SET PROBLEM - Return exactly the lines that run from the one containing "OCR this image." to the end of the entries, with both ends included.

-------------------------

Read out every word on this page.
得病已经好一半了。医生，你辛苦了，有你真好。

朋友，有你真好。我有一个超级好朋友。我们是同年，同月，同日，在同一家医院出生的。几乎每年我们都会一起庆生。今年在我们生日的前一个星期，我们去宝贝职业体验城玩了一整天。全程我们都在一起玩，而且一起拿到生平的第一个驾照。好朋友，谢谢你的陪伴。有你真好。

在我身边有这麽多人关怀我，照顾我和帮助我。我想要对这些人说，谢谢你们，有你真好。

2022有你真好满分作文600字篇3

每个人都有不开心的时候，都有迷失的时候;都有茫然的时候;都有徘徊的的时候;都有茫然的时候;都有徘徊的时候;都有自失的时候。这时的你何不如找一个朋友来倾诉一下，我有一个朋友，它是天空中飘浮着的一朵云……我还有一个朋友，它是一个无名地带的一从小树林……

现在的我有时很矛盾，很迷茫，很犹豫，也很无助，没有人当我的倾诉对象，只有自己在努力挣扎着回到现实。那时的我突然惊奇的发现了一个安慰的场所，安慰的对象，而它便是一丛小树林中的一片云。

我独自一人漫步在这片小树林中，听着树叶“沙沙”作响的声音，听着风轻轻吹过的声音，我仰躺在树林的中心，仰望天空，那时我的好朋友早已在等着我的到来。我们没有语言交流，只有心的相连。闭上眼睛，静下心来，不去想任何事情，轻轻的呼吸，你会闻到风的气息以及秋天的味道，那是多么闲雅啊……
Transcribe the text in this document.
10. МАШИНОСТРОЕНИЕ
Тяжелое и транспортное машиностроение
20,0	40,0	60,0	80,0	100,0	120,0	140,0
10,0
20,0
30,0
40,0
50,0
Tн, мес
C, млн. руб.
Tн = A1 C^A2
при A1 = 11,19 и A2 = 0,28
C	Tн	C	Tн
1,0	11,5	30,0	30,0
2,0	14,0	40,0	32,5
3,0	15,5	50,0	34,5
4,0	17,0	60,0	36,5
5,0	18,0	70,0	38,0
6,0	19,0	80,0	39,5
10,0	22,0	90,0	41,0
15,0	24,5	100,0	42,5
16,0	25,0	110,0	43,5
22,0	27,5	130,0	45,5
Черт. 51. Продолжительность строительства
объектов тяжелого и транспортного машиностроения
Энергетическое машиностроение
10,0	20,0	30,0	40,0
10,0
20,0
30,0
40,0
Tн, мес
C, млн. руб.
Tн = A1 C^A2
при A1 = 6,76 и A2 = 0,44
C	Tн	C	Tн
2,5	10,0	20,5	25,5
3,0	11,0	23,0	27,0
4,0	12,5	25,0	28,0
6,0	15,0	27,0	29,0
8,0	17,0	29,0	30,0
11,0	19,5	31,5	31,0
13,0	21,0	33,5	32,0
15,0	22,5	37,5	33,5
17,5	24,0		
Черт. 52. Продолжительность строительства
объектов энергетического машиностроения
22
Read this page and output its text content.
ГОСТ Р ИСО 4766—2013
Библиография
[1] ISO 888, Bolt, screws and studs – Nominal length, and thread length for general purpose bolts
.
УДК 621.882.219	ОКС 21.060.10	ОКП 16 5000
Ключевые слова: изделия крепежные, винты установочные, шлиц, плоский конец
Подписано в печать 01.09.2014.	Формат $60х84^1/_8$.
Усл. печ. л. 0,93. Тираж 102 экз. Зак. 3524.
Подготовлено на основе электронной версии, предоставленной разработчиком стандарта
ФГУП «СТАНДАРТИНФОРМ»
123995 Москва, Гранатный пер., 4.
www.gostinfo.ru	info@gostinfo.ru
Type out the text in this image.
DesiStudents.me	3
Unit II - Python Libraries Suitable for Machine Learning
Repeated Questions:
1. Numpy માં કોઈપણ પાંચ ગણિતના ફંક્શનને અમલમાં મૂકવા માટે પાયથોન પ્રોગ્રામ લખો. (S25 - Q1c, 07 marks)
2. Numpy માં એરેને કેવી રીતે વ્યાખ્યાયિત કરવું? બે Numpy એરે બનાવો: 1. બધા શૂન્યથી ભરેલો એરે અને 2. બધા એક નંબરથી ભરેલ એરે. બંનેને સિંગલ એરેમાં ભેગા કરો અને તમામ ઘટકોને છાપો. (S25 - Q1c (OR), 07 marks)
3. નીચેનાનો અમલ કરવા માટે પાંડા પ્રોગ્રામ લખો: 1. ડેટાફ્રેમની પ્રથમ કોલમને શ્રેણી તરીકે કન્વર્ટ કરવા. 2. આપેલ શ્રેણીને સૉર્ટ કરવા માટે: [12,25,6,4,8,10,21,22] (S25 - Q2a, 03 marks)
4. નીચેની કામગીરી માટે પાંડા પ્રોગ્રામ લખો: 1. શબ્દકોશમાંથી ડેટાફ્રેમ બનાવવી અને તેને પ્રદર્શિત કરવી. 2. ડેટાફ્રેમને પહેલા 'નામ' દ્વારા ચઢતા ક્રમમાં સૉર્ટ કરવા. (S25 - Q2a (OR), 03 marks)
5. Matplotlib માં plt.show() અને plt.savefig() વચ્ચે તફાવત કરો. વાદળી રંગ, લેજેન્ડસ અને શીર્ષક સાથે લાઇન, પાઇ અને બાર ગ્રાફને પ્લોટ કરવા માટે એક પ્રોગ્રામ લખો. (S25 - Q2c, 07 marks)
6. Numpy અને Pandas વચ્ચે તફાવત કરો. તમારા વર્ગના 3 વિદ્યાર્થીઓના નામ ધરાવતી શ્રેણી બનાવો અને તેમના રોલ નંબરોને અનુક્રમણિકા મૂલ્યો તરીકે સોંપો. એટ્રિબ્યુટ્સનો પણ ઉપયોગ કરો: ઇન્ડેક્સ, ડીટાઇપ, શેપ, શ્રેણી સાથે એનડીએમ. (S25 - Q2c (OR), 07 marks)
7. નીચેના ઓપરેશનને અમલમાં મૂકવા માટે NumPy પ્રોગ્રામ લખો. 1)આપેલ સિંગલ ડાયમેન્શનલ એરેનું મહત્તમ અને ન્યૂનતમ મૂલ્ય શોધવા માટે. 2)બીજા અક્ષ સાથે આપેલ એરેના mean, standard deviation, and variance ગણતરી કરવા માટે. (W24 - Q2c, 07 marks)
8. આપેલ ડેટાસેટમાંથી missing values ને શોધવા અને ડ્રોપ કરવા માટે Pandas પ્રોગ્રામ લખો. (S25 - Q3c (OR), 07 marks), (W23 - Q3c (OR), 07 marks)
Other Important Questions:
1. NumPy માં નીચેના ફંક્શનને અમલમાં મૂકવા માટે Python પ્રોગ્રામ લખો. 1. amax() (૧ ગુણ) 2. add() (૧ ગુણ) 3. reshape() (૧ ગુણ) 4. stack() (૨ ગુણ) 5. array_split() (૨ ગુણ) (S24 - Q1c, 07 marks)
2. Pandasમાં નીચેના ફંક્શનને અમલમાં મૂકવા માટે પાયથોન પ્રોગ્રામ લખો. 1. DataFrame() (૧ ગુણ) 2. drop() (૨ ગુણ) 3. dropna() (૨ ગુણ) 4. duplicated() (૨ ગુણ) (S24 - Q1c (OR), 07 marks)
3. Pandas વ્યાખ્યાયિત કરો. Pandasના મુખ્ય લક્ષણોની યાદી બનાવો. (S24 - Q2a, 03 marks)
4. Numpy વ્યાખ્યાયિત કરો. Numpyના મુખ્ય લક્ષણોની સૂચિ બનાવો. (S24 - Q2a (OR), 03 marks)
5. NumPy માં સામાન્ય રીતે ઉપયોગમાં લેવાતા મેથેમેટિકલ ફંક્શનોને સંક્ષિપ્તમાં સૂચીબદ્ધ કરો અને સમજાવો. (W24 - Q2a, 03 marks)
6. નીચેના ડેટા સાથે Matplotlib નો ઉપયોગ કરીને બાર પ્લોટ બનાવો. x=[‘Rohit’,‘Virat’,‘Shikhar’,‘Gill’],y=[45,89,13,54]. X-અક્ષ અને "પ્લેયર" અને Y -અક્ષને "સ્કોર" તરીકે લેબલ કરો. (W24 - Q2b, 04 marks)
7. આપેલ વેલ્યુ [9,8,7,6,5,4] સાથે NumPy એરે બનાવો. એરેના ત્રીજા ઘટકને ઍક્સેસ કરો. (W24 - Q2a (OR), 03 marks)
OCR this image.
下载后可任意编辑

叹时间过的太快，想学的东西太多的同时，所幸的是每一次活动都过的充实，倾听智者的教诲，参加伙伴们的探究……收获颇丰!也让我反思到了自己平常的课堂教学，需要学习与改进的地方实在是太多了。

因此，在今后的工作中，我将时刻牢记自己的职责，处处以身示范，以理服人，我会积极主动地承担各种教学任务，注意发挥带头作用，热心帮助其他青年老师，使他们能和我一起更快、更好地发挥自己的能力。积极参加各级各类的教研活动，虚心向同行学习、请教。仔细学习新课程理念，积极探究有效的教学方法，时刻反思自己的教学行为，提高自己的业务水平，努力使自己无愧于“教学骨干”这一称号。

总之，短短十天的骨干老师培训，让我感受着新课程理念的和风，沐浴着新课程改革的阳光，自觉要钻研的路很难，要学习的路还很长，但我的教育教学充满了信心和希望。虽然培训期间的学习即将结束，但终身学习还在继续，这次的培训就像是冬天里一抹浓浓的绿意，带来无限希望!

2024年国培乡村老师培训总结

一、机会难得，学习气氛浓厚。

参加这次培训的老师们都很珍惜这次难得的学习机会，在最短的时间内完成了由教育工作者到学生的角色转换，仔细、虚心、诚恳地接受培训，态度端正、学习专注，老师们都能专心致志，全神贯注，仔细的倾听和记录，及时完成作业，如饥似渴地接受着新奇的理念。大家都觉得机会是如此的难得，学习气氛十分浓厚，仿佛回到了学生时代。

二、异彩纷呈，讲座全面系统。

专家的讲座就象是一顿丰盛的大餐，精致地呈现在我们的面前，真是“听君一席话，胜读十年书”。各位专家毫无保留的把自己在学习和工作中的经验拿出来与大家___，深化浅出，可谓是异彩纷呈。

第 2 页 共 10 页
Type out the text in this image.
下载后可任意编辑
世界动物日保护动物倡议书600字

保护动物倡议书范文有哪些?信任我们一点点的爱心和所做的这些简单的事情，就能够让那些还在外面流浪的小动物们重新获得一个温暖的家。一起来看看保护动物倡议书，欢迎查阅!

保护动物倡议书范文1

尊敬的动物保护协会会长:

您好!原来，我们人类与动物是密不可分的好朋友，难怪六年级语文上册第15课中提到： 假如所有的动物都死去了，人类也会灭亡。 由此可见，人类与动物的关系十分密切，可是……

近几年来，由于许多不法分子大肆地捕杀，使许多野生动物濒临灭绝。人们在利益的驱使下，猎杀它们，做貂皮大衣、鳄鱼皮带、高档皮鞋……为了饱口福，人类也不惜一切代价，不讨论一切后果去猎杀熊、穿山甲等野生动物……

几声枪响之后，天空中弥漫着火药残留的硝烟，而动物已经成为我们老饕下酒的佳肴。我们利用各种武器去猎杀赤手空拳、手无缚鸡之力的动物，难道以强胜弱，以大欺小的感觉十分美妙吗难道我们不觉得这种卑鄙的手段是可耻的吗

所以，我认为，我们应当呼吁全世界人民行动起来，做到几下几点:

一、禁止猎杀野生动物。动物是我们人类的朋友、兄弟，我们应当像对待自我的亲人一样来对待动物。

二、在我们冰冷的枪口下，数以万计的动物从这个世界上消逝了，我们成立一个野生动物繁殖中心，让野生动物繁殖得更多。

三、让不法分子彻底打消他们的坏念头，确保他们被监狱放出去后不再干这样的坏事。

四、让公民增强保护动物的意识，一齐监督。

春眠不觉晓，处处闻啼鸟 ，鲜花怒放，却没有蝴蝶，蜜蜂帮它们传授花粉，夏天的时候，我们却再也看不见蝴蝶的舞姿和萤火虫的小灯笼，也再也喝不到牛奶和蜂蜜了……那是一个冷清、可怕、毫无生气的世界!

-------------------------

RESULT OF THIS TASK -
OCR this image.
下载后可任意编辑

叹时间过的太快，想学的东西太多的同时，所幸的是每一次活动都过的充实，倾听智者的教诲，参加伙伴们的探究……收获颇丰!也让我反思到了自己平常的课堂教学，需要学习与改进的地方实在是太多了。

因此，在今后的工作中，我将时刻牢记自己的职责，处处以身示范，以理服人，我会积极主动地承担各种教学任务，注意发挥带头作用，热心帮助其他青年老师，使他们能和我一起更快、更好地发挥自己的能力。积极参加各级各类的教研活动，虚心向同行学习、请教。仔细学习新课程理念，积极探究有效的教学方法，时刻反思自己的教学行为，提高自己的业务水平，努力使自己无愧于“教学骨干”这一称号。

总之，短短十天的骨干老师培训，让我感受着新课程理念的和风，沐浴着新课程改革的阳光，自觉要钻研的路很难，要学习的路还很长，但我的教育教学充满了信心和希望。虽然培训期间的学习即将结束，但终身学习还在继续，这次的培训就像是冬天里一抹浓浓的绿意，带来无限希望!

2024年国培乡村老师培训总结

一、机会难得，学习气氛浓厚。

参加这次培训的老师们都很珍惜这次难得的学习机会，在最短的时间内完成了由教育工作者到学生的角色转换，仔细、虚心、诚恳地接受培训，态度端正、学习专注，老师们都能专心致志，全神贯注，仔细的倾听和记录，及时完成作业，如饥似渴地接受着新奇的理念。大家都觉得机会是如此的难得，学习气氛十分浓厚，仿佛回到了学生时代。

二、异彩纷呈，讲座全面系统。

专家的讲座就象是一顿丰盛的大餐，精致地呈现在我们的面前，真是“听君一席话，胜读十年书”。各位专家毫无保留的把自己在学习和工作中的经验拿出来与大家___，深化浅出，可谓是异彩纷呈。

第 2 页 共 10 页
Type out the text in this image.
下载后可任意编辑
世界动物日保护动物倡议书600字

保护动物倡议书范文有哪些?信任我们一点点的爱心和所做的这些简单的事情，就能够让那些还在外面流浪的小动物们重新获得一个温暖的家。一起来看看保护动物倡议书，欢迎查阅!

保护动物倡议书范文1

尊敬的动物保护协会会长:

您好!原来，我们人类与动物是密不可分的好朋友，难怪六年级语文上册第15课中提到： 假如所有的动物都死去了，人类也会灭亡。 由此可见，人类与动物的关系十分密切，可是……

近几年来，由于许多不法分子大肆地捕杀，使许多野生动物濒临灭绝。人们在利益的驱使下，猎杀它们，做貂皮大衣、鳄鱼皮带、高档皮鞋……为了饱口福，人类也不惜一切代价，不讨论一切后果去猎杀熊、穿山甲等野生动物……

几声枪响之后，天空中弥漫着火药残留的硝烟，而动物已经成为我们老饕下酒的佳肴。我们利用各种武器去猎杀赤手空拳、手无缚鸡之力的动物，难道以强胜弱，以大欺小的感觉十分美妙吗难道我们不觉得这种卑鄙的手段是可耻的吗

所以，我认为，我们应当呼吁全世界人民行动起来，做到几下几点:

一、禁止猎杀野生动物。动物是我们人类的朋友、兄弟，我们应当像对待自我的亲人一样来对待动物。

二、在我们冰冷的枪口下，数以万计的动物从这个世界上消逝了，我们成立一个野生动物繁殖中心，让野生动物繁殖得更多。

三、让不法分子彻底打消他们的坏念头，确保他们被监狱放出去后不再干这样的坏事。

四、让公民增强保护动物的意识，一齐监督。

春眠不觉晓，处处闻啼鸟 ，鲜花怒放，却没有蝴蝶，蜜蜂帮它们传授花粉，夏天的时候，我们却再也看不见蝴蝶的舞姿和萤火虫的小灯笼，也再也喝不到牛奶和蜂蜜了……那是一个冷清、可怕、毫无生气的世界!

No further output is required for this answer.